(Entries with figure data)
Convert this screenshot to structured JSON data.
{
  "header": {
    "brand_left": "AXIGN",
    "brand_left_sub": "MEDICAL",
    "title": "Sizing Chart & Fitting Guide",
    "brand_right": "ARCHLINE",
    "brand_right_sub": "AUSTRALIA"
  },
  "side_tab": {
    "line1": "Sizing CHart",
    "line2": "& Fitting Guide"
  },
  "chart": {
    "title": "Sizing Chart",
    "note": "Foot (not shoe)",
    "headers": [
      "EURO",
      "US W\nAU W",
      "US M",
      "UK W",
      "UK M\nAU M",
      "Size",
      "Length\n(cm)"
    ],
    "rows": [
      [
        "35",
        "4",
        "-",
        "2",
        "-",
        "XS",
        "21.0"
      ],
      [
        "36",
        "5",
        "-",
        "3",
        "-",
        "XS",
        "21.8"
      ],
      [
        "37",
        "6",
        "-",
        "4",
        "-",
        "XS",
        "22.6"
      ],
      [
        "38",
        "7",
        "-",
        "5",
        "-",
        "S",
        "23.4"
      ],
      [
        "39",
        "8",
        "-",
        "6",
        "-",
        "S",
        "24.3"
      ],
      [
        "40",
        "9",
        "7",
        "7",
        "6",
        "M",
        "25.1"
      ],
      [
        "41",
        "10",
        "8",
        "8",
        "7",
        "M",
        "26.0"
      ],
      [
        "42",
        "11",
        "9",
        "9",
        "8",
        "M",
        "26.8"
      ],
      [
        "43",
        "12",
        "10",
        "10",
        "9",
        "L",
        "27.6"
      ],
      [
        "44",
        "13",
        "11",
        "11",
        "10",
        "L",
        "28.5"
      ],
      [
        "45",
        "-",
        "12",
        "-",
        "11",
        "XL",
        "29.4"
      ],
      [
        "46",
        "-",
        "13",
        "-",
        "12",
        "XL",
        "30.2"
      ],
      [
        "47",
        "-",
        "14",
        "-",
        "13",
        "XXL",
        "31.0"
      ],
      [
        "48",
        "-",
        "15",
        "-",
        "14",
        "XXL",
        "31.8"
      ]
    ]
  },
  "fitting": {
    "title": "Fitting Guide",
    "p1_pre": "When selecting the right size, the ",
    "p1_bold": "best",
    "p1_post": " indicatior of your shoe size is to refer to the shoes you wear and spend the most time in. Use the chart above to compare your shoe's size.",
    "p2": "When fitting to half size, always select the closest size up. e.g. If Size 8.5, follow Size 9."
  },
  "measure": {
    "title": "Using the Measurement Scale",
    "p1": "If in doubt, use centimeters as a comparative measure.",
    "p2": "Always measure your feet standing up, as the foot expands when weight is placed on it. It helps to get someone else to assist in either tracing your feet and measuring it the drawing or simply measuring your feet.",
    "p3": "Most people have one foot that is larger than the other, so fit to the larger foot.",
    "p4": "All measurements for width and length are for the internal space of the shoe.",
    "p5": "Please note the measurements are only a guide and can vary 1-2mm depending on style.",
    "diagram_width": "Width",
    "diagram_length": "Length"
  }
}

- **Given request**
Retype every entry word for word.

- **Output of the exercise**
Convert this screenshot to structured JSON data.
{
  "header": {
    "brand_left": "AXIGN",
    "brand_left_sub": "MEDICAL",
    "title": "Sizing Chart & Fitting Guide",
    "brand_right": "ARCHLINE",
    "brand_right_sub": "AUSTRALIA"
  },
  "side_tab": {
    "line1": "Sizing CHart",
    "line2": "& Fitting Guide"
  },
  "chart": {
    "title": "Sizing Chart",
    "note": "Foot (not shoe)",
    "headers": [
      "EURO",
      "US W\nAU W",
      "US M",
      "UK W",
      "UK M\nAU M",
      "Size",
      "Length\n(cm)"
    ],
    "rows": [
      [
        "35",
        "4",
        "-",
        "2",
        "-",
        "XS",
        "21.0"
      ],
      [
        "36",
        "5",
        "-",
        "3",
        "-",
        "XS",
        "21.8"
      ],
      [
        "37",
        "6",
        "-",
        "4",
        "-",
        "XS",
        "22.6"
      ],
      [
        "38",
        "7",
        "-",
        "5",
        "-",
        "S",
        "23.4"
      ],
      [
        "39",
        "8",
        "-",
        "6",
        "-",
        "S",
        "24.3"
      ],
      [
        "40",
        "9",
        "7",
        "7",
        "6",
        "M",
        "25.1"
      ],
      [
        "41",
        "10",
        "8",
        "8",
        "7",
        "M",
        "26.0"
      ],
      [
        "42",
        "11",
        "9",
        "9",
        "8",
        "M",
        "26.8"
      ],
      [
        "43",
        "12",
        "10",
        "10",
        "9",
        "L",
        "27.6"
      ],
      [
        "44",
        "13",
        "11",
        "11",
        "10",
        "L",
        "28.5"
      ],
      [
        "45",
        "-",
        "12",
        "-",
        "11",
        "XL",
        "29.4"
      ],
      [
        "46",
        "-",
        "13",
        "-",
        "12",
        "XL",
        "30.2"
      ],
      [
        "47",
        "-",
        "14",
        "-",
        "13",
        "XXL",
        "31.0"
      ],
      [
        "48",
        "-",
        "15",
        "-",
        "14",
        "XXL",
        "31.8"
      ]
    ]
  },
  "fitting": {
    "title": "Fitting Guide",
    "p1_pre": "When selecting the right size, the ",
    "p1_bold": "best",
    "p1_post": " indicatior of your shoe size is to refer to the shoes you wear and spend the most time in. Use the chart above to compare your shoe's size.",
    "p2": "When fitting to half size, always select the closest size up. e.g. If Size 8.5, follow Size 9."
  },
  "measure": {
    "title": "Using the Measurement Scale",
    "p1": "If in doubt, use centimeters as a comparative measure.",
    "p2": "Always measure your feet standing up, as the foot expands when weight is placed on it. It helps to get someone else to assist in either tracing your feet and measuring it the drawing or simply measuring your feet.",
    "p3": "Most people have one foot that is larger than the other, so fit to the larger foot.",
    "p4": "All measurements for width and length are for the internal space of the shoe.",
    "p5": "Please note the measurements are only a guide and can vary 1-2mm depending on style.",
    "diagram_width": "Width",
    "diagram_length": "Length"
  }
}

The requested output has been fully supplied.